◆ What the task asks ◆
Reproduce the lines starting with the line containing "card-actions: 0 0 0 (751, 1914, 1054, 1950)" and going on through the line containing "card-title: 26045期:概率7数 (64, 391, 391, 437)", both ends included.

◆ Excerpted records ◆

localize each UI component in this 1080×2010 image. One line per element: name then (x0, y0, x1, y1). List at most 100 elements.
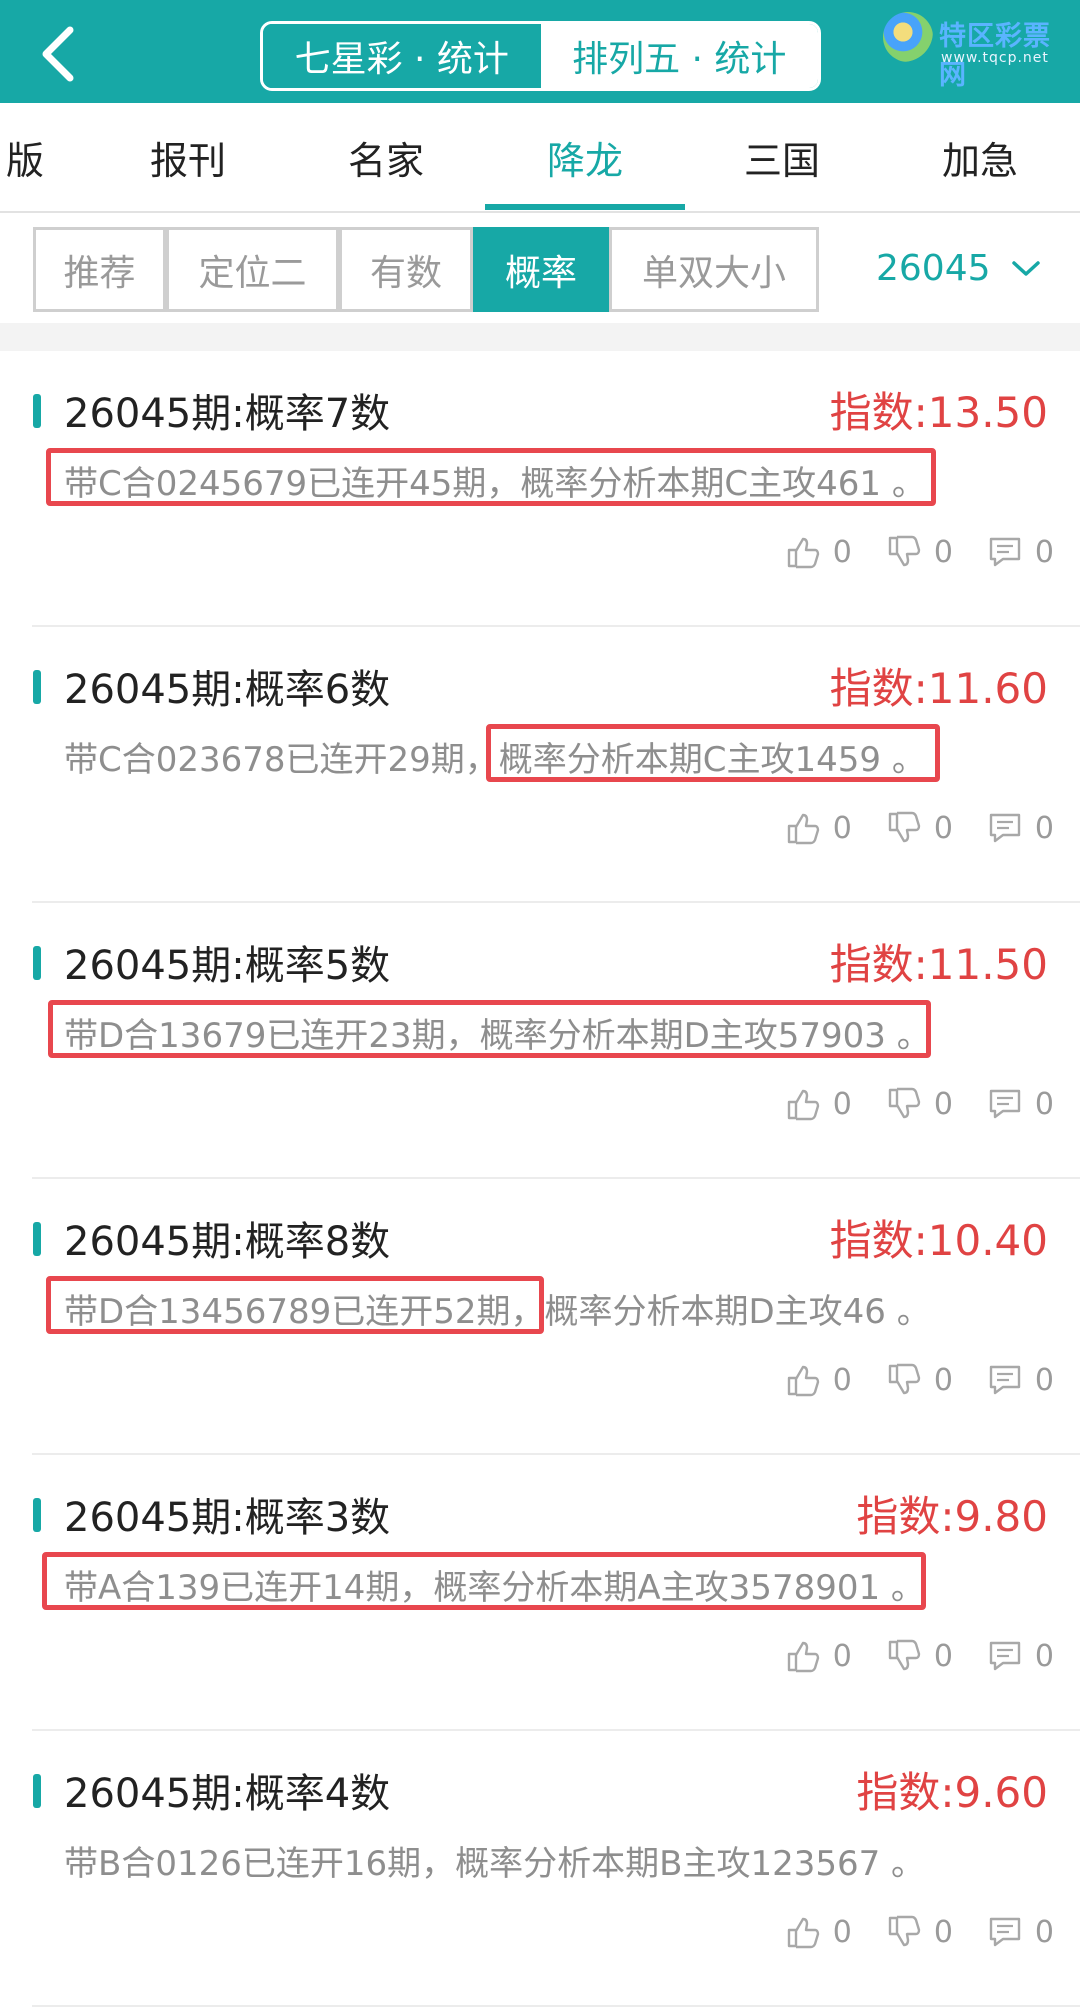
card-actions: 0 0 0 (751, 1914, 1054, 1950)
card-accent-bar (33, 1222, 41, 1256)
tab-mingjia[interactable]: 名家 (311, 103, 461, 211)
card-accent-bar (33, 946, 41, 980)
card-actions: 0 0 0 (751, 1638, 1054, 1674)
card-index-value: 指数:10.40 (829, 1216, 1048, 1265)
card-title: 26045期:概率7数 (64, 391, 391, 437)
thumbs-up-icon (787, 537, 819, 569)
comment-button[interactable]: 0 (987, 534, 1054, 570)
dislike-button[interactable]: 0 (886, 1638, 953, 1674)
dislike-button[interactable]: 0 (886, 1086, 953, 1122)
highlight-box (42, 1552, 926, 1610)
tab-pailie5-stats[interactable]: 排列五 · 统计 (540, 24, 818, 88)
card-actions: 0 0 0 (751, 810, 1054, 846)
back-arrow-icon[interactable] (30, 24, 90, 84)
tab-qixingcai-stats[interactable]: 七星彩 · 统计 (263, 24, 541, 88)
like-count: 0 (832, 534, 852, 570)
thumbs-up-icon (787, 1365, 819, 1397)
highlight-box (486, 724, 940, 782)
tab-ban[interactable]: 版 (0, 103, 100, 211)
prediction-card[interactable]: 26045期:概率8数 指数:10.40 带D合13456789已连开52期，概… (0, 1179, 1080, 1455)
tab-baokan[interactable]: 报刊 (113, 103, 263, 211)
dislike-count: 0 (933, 1638, 953, 1674)
top-bar: 七星彩 · 统计 排列五 · 统计 特区彩票网 www.tqcp.net (0, 0, 1080, 103)
card-accent-bar (33, 1498, 41, 1532)
comment-count: 0 (1034, 1914, 1054, 1950)
prediction-card[interactable]: 26045期:概率4数 指数:9.60 带B合0126已连开16期，概率分析本期… (0, 1731, 1080, 2007)
chevron-down-icon (1011, 260, 1040, 276)
dislike-button[interactable]: 0 (886, 534, 953, 570)
like-count: 0 (832, 1914, 852, 1950)
filter-gailv[interactable]: 概率 (473, 227, 609, 312)
comment-button[interactable]: 0 (987, 1362, 1054, 1398)
card-actions: 0 0 0 (751, 1086, 1054, 1122)
comment-button[interactable]: 0 (987, 1086, 1054, 1122)
card-title: 26045期:概率4数 (64, 1771, 391, 1817)
dislike-button[interactable]: 0 (886, 1362, 953, 1398)
filter-youshu[interactable]: 有数 (339, 227, 473, 312)
comment-count: 0 (1034, 1086, 1054, 1122)
dislike-count: 0 (933, 1362, 953, 1398)
comment-icon (989, 1641, 1021, 1671)
dislike-count: 0 (933, 810, 953, 846)
card-index-value: 指数:11.60 (829, 664, 1048, 713)
like-button[interactable]: 0 (785, 1086, 852, 1122)
filter-danshuang-daxiao[interactable]: 单双大小 (609, 227, 819, 312)
dislike-count: 0 (933, 1914, 953, 1950)
card-index-value: 指数:13.50 (829, 388, 1048, 437)
card-accent-bar (33, 394, 41, 428)
card-title: 26045期:概率5数 (64, 943, 391, 989)
dislike-count: 0 (933, 534, 953, 570)
like-button[interactable]: 0 (785, 534, 852, 570)
watermark-logo: 特区彩票网 www.tqcp.net (877, 8, 1077, 91)
like-count: 0 (832, 810, 852, 846)
comment-count: 0 (1034, 1638, 1054, 1674)
category-tabs: 版 报刊 名家 降龙 三国 加急 (0, 103, 1080, 213)
prediction-card[interactable]: 26045期:概率7数 指数:13.50 带C合0245679已连开45期，概率… (0, 351, 1080, 627)
thumbs-up-icon (787, 1089, 819, 1121)
comment-icon (989, 1365, 1021, 1395)
comment-count: 0 (1034, 534, 1054, 570)
comment-icon (989, 1917, 1021, 1947)
like-button[interactable]: 0 (785, 1914, 852, 1950)
prediction-card[interactable]: 26045期:概率3数 指数:9.80 带A合139已连开14期，概率分析本期A… (0, 1455, 1080, 1731)
comment-count: 0 (1034, 1362, 1054, 1398)
dislike-button[interactable]: 0 (886, 1914, 953, 1950)
like-button[interactable]: 0 (785, 1638, 852, 1674)
comment-button[interactable]: 0 (987, 1914, 1054, 1950)
thumbs-down-icon (888, 1639, 921, 1671)
tab-sanguo[interactable]: 三国 (707, 103, 857, 211)
like-button[interactable]: 0 (785, 810, 852, 846)
section-gap (0, 323, 1080, 351)
highlight-box (46, 448, 936, 506)
highlight-box (46, 1276, 544, 1334)
filter-dingwei2[interactable]: 定位二 (166, 227, 339, 312)
filter-bar: 推荐 定位二 有数 概率 单双大小 26045 (0, 213, 1080, 323)
thumbs-down-icon (888, 535, 921, 567)
tab-jianglong[interactable]: 降龙 (510, 103, 660, 211)
thumbs-down-icon (888, 1087, 921, 1119)
comment-icon (989, 537, 1021, 567)
thumbs-up-icon (787, 1641, 819, 1673)
prediction-card[interactable]: 26045期:概率5数 指数:11.50 带D合13679已连开23期，概率分析… (0, 903, 1080, 1179)
comment-button[interactable]: 0 (987, 1638, 1054, 1674)
comment-count: 0 (1034, 810, 1054, 846)
like-button[interactable]: 0 (785, 1362, 852, 1398)
dislike-button[interactable]: 0 (886, 810, 953, 846)
thumbs-down-icon (888, 1915, 921, 1947)
thumbs-up-icon (787, 1917, 819, 1949)
period-selector[interactable]: 26045 (876, 248, 1041, 289)
card-accent-bar (33, 670, 41, 704)
tab-jiaji[interactable]: 加急 (905, 103, 1055, 211)
like-count: 0 (832, 1638, 852, 1674)
prediction-card[interactable]: 26045期:概率6数 指数:11.60 带C合023678已连开29期，概率分… (0, 627, 1080, 903)
filter-tuijian[interactable]: 推荐 (33, 227, 166, 312)
card-divider (32, 2005, 1080, 2007)
period-value: 26045 (876, 248, 991, 289)
comment-button[interactable]: 0 (987, 810, 1054, 846)
card-title: 26045期:概率8数 (64, 1219, 391, 1265)
thumbs-up-icon (787, 813, 819, 845)
thumbs-down-icon (888, 1363, 921, 1395)
like-count: 0 (832, 1086, 852, 1122)
card-title: 26045期:概率3数 (64, 1495, 391, 1541)
watermark-url: www.tqcp.net (941, 50, 1049, 66)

◆ Completed task ◆
card-actions: 0 0 0 (751, 1914, 1054, 1950)
card-accent-bar (33, 1222, 41, 1256)
tab-mingjia[interactable]: 名家 (311, 103, 461, 211)
card-accent-bar (33, 946, 41, 980)
card-actions: 0 0 0 (751, 1638, 1054, 1674)
card-index-value: 指数:10.40 (829, 1216, 1048, 1265)
card-title: 26045期:概率7数 (64, 391, 391, 437)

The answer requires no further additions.